(Stored data entries)
+--
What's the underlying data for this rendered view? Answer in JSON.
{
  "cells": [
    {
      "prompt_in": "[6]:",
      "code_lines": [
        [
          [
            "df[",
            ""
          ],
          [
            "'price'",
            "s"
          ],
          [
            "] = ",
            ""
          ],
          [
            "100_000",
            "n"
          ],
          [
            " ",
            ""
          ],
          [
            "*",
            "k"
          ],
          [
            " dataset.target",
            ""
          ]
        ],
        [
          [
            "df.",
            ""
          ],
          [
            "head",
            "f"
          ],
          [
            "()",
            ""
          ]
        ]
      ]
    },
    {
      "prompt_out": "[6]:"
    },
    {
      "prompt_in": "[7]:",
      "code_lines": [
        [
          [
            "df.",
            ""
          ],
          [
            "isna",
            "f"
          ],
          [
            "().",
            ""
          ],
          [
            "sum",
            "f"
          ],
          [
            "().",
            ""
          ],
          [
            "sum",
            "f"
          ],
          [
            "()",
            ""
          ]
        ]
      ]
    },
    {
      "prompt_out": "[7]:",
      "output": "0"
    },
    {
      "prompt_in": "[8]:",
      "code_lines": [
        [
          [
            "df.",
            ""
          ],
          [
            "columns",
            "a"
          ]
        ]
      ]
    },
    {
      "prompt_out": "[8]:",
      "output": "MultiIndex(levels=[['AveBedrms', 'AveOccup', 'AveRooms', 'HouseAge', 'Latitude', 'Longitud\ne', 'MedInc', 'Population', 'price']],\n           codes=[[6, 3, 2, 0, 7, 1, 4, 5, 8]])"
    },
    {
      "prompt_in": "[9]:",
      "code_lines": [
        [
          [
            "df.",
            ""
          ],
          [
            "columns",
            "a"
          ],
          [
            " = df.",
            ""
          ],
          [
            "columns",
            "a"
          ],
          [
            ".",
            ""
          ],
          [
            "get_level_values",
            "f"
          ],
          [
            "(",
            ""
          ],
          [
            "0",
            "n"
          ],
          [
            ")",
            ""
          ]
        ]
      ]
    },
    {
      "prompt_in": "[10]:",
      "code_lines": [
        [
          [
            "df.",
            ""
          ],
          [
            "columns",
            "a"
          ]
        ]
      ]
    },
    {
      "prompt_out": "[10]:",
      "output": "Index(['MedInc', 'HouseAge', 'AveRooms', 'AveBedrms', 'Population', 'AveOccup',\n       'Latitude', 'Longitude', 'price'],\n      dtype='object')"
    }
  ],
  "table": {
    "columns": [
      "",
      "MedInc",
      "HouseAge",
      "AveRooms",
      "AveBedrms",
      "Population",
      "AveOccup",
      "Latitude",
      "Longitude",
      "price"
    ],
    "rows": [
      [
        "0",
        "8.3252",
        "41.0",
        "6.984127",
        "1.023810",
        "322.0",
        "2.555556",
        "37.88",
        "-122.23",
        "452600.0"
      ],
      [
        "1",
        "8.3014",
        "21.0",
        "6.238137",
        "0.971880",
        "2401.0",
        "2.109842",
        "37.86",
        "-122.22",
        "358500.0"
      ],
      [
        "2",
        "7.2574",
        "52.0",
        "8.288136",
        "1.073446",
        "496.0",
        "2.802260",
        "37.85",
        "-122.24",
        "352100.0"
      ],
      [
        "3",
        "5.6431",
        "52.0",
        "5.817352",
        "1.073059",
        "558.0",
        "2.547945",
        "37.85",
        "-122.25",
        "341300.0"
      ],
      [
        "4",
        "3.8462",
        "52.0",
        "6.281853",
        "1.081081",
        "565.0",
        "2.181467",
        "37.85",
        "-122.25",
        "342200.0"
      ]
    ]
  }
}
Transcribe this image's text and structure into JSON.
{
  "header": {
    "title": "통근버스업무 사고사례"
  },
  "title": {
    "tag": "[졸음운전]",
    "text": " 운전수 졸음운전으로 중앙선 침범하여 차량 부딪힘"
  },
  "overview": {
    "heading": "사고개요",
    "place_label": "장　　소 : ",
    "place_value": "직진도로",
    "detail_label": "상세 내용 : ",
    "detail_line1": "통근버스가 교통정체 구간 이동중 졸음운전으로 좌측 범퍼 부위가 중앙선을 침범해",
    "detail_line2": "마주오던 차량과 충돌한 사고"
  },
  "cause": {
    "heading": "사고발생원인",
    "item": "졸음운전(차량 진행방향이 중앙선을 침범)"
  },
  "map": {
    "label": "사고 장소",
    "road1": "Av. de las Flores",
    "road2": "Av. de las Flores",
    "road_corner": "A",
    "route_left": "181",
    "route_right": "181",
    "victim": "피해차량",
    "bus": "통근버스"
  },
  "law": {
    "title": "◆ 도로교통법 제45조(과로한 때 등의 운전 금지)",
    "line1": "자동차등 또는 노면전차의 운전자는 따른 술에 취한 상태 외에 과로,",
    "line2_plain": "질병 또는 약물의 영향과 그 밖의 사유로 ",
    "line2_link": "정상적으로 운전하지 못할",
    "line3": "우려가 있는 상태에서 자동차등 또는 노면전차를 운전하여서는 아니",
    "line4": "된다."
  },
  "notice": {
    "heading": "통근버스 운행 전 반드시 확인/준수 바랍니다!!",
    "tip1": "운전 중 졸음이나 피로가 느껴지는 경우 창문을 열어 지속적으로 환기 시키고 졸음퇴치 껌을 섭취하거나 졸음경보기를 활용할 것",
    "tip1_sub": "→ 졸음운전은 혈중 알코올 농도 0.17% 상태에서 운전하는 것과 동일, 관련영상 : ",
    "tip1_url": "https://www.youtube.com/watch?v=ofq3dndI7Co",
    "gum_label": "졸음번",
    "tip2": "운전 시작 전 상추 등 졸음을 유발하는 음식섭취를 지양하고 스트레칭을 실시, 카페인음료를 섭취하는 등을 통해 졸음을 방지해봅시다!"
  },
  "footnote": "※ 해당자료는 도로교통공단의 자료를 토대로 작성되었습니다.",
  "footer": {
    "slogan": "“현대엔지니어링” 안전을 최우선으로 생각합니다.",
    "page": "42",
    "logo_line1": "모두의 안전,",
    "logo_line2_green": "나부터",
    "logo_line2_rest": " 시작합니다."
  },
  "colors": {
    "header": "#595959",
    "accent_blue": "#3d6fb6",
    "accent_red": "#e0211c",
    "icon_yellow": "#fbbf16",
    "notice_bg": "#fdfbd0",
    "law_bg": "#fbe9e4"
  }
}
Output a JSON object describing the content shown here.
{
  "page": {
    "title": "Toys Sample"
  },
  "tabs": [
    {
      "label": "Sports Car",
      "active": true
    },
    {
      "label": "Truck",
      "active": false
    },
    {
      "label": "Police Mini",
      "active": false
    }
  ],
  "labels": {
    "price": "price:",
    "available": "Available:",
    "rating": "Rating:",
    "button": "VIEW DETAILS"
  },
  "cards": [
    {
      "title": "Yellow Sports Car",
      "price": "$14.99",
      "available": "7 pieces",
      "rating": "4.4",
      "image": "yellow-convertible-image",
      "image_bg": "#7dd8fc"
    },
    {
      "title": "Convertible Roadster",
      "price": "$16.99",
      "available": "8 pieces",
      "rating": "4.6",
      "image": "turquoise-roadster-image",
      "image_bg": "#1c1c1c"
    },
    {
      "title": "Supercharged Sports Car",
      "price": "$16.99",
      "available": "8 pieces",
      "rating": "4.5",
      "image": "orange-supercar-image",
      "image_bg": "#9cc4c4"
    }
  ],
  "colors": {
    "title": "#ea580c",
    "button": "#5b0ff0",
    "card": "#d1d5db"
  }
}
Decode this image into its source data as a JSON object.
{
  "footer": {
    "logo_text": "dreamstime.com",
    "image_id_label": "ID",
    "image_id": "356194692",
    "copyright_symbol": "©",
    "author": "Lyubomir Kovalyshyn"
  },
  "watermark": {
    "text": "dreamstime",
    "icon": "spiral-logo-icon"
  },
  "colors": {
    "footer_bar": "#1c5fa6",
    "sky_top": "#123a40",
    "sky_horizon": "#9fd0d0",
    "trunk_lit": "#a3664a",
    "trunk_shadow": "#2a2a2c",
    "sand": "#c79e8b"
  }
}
+--
- **Set exercise**: Copy each line of the records containing the string "상태에서".

- **Reply to the task**:
    "line3": "우려가 있는 상태에서 자동차등 또는 노면전차를 운전하여서는 아니",
    "tip1_sub": "→ 졸음운전은 혈중 알코올 농도 0.17% 상태에서 운전하는 것과 동일, 관련영상 : ",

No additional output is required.